Transcribe each line of the material as it is, and drop any picture.

== Excerpted data ==

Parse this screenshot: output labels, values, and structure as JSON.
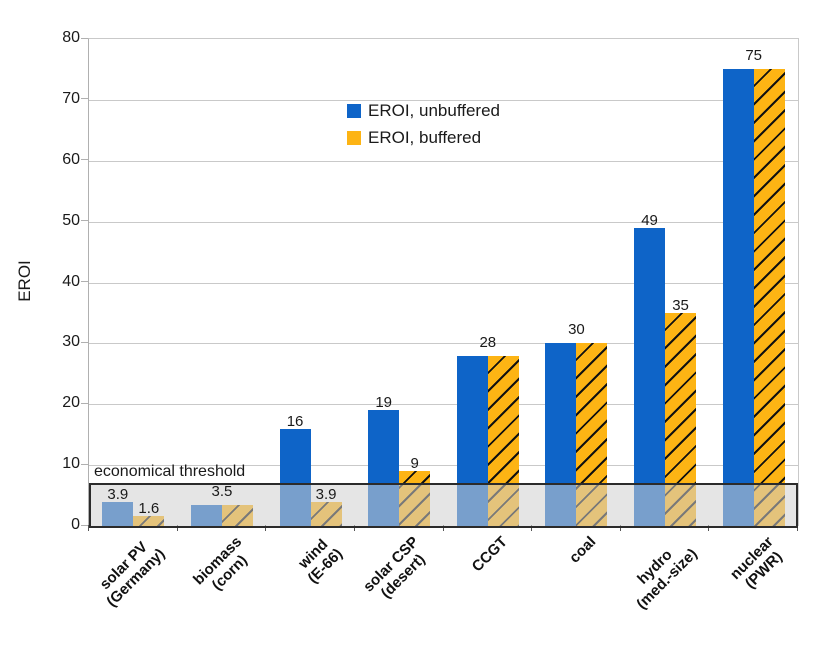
{
  "chart_data": {
    "type": "bar",
    "title": "",
    "ylabel": "EROI",
    "xlabel": "",
    "ylim": [
      0,
      80
    ],
    "ytick_step": 10,
    "yticks": [
      0,
      10,
      20,
      30,
      40,
      50,
      60,
      70,
      80
    ],
    "grid": "horizontal",
    "legend_position": "upper area, left-of-center",
    "categories": [
      "solar PV\n(Germany)",
      "biomass\n(corn)",
      "wind\n(E-66)",
      "solar CSP\n(desert)",
      "CCGT",
      "coal",
      "hydro\n(med.-size)",
      "nuclear\n(PWR)"
    ],
    "series": [
      {
        "name": "EROI, unbuffered",
        "color": "#0E64C8",
        "hatch": false,
        "values": [
          3.9,
          3.5,
          16,
          19,
          28,
          30,
          49,
          75
        ],
        "value_labels": [
          "3.9",
          "3.5",
          "16",
          "19",
          "28",
          "30",
          "49",
          "75"
        ]
      },
      {
        "name": "EROI, buffered",
        "color": "#FDB414",
        "hatch": true,
        "values": [
          1.6,
          3.5,
          3.9,
          9,
          28,
          30,
          35,
          75
        ],
        "value_labels": [
          "1.6",
          "3.5",
          "3.9",
          "9",
          "28",
          "30",
          "35",
          "75"
        ]
      }
    ],
    "threshold": {
      "label": "economical threshold",
      "value": 7
    },
    "colors": {
      "grid": "#c9c9c9",
      "axis": "#b0b0b0",
      "text": "#1a1a1a",
      "hatch_line": "#111111",
      "band_fill": "rgba(208,208,208,0.55)",
      "band_border": "#2b2b2b"
    }
  }
}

===

→ **Response to the task**
Parse this screenshot: output labels, values, and structure as JSON.
{
  "chart_data": {
    "type": "bar",
    "title": "",
    "ylabel": "EROI",
    "xlabel": "",
    "ylim": [
      0,
      80
    ],
    "ytick_step": 10,
    "yticks": [
      0,
      10,
      20,
      30,
      40,
      50,
      60,
      70,
      80
    ],
    "grid": "horizontal",
    "legend_position": "upper area, left-of-center",
    "categories": [
      "solar PV\n(Germany)",
      "biomass\n(corn)",
      "wind\n(E-66)",
      "solar CSP\n(desert)",
      "CCGT",
      "coal",
      "hydro\n(med.-size)",
      "nuclear\n(PWR)"
    ],
    "series": [
      {
        "name": "EROI, unbuffered",
        "color": "#0E64C8",
        "hatch": false,
        "values": [
          3.9,
          3.5,
          16,
          19,
          28,
          30,
          49,
          75
        ],
        "value_labels": [
          "3.9",
          "3.5",
          "16",
          "19",
          "28",
          "30",
          "49",
          "75"
        ]
      },
      {
        "name": "EROI, buffered",
        "color": "#FDB414",
        "hatch": true,
        "values": [
          1.6,
          3.5,
          3.9,
          9,
          28,
          30,
          35,
          75
        ],
        "value_labels": [
          "1.6",
          "3.5",
          "3.9",
          "9",
          "28",
          "30",
          "35",
          "75"
        ]
      }
    ],
    "threshold": {
      "label": "economical threshold",
      "value": 7
    },
    "colors": {
      "grid": "#c9c9c9",
      "axis": "#b0b0b0",
      "text": "#1a1a1a",
      "hatch_line": "#111111",
      "band_fill": "rgba(208,208,208,0.55)",
      "band_border": "#2b2b2b"
    }
  }
}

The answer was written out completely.